Extract each line of the records below that contains the word "orders".

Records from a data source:
══════════════════════════════

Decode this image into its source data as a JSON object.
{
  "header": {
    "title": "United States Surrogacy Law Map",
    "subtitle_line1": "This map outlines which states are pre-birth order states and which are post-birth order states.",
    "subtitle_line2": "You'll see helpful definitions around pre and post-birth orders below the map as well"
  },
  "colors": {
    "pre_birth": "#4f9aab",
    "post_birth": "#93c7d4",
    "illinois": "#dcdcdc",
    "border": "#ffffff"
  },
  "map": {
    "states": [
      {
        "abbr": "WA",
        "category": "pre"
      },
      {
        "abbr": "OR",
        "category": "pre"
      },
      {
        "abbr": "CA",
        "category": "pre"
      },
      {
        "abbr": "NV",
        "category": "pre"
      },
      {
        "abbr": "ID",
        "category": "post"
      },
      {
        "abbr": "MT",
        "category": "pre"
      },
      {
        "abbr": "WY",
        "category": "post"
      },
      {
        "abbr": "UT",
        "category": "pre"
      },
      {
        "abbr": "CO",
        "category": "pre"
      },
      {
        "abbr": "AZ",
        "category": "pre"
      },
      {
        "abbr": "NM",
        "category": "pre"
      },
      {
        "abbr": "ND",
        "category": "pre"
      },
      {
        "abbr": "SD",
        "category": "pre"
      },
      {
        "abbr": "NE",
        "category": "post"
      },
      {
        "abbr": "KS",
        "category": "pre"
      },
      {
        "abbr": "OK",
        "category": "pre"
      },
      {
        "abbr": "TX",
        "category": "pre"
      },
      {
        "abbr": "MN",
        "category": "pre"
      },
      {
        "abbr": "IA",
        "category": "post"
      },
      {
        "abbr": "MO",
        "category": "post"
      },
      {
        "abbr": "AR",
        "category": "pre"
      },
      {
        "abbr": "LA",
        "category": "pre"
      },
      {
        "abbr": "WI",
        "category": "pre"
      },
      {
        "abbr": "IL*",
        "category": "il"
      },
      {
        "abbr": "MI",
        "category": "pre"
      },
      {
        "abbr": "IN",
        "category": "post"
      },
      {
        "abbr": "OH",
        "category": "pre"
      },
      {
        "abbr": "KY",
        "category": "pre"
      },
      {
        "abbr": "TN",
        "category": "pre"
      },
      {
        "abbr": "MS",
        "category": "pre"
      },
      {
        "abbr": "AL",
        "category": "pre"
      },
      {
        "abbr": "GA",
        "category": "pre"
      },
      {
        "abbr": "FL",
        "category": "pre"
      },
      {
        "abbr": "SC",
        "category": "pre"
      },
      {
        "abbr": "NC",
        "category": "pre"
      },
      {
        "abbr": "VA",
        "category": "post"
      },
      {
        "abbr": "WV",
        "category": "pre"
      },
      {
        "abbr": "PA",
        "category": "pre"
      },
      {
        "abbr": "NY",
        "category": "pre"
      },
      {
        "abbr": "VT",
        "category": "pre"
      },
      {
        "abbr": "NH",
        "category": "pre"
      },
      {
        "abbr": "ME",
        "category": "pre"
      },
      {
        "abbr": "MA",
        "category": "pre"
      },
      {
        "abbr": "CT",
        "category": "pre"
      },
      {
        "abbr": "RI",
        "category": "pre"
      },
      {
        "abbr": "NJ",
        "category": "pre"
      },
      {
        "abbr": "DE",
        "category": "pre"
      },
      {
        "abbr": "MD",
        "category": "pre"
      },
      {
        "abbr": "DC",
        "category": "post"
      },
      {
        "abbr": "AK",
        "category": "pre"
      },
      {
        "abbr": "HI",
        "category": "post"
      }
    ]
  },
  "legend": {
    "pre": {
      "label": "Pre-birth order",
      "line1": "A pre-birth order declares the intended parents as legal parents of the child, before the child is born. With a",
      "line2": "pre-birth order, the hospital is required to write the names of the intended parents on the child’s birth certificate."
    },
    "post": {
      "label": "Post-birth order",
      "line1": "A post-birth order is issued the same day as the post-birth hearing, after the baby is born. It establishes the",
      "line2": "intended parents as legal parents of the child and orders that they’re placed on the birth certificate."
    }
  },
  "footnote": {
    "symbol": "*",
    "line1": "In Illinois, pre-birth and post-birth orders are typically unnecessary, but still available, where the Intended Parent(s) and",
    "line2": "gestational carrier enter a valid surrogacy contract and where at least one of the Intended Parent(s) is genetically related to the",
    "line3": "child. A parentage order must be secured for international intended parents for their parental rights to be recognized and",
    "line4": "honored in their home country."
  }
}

══════════════════════════════

RESPONSE FOR THIS EXERCISE:
    "subtitle_line2": "You'll see helpful definitions around pre and post-birth orders below the map as well"
      "line2": "intended parents as legal parents of the child and orders that they’re placed on the birth certificate."
    "line1": "In Illinois, pre-birth and post-birth orders are typically unnecessary, but still available, where the Intended Parent(s) and",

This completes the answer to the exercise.